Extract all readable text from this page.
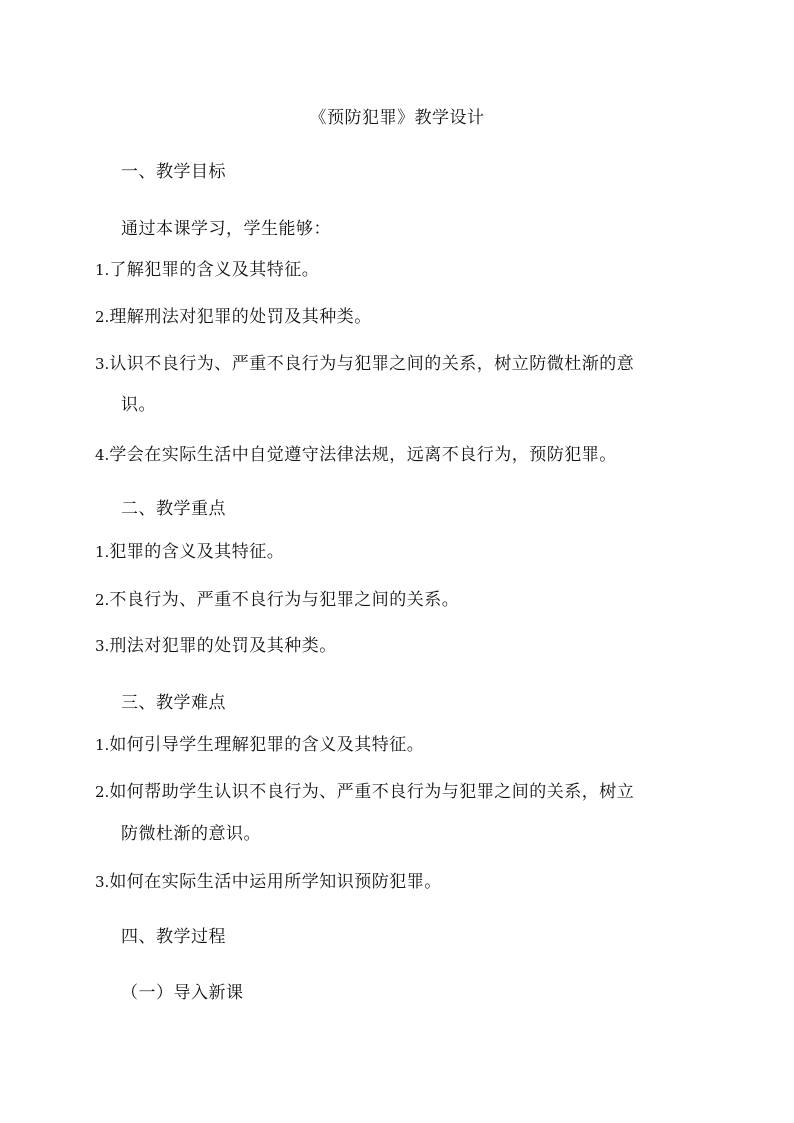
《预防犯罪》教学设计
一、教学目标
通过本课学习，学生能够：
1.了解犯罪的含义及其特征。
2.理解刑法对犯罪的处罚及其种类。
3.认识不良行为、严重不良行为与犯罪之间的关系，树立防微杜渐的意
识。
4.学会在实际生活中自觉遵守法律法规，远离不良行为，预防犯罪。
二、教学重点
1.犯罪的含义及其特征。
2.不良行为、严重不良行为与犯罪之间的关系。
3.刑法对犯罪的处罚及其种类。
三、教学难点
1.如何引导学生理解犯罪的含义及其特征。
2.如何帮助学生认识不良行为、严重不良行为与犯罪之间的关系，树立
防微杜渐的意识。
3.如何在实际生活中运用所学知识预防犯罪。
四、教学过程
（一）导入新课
···
» AIM OF THE EXERCISE
Every entry above should be duplicated exactly. Do not include the images.

» ANSWER IN FULL
Extract all readable text from this page.
《预防犯罪》教学设计
一、教学目标
通过本课学习，学生能够：
1.了解犯罪的含义及其特征。
2.理解刑法对犯罪的处罚及其种类。
3.认识不良行为、严重不良行为与犯罪之间的关系，树立防微杜渐的意
识。
4.学会在实际生活中自觉遵守法律法规，远离不良行为，预防犯罪。
二、教学重点
1.犯罪的含义及其特征。
2.不良行为、严重不良行为与犯罪之间的关系。
3.刑法对犯罪的处罚及其种类。
三、教学难点
1.如何引导学生理解犯罪的含义及其特征。
2.如何帮助学生认识不良行为、严重不良行为与犯罪之间的关系，树立
防微杜渐的意识。
3.如何在实际生活中运用所学知识预防犯罪。
四、教学过程
（一）导入新课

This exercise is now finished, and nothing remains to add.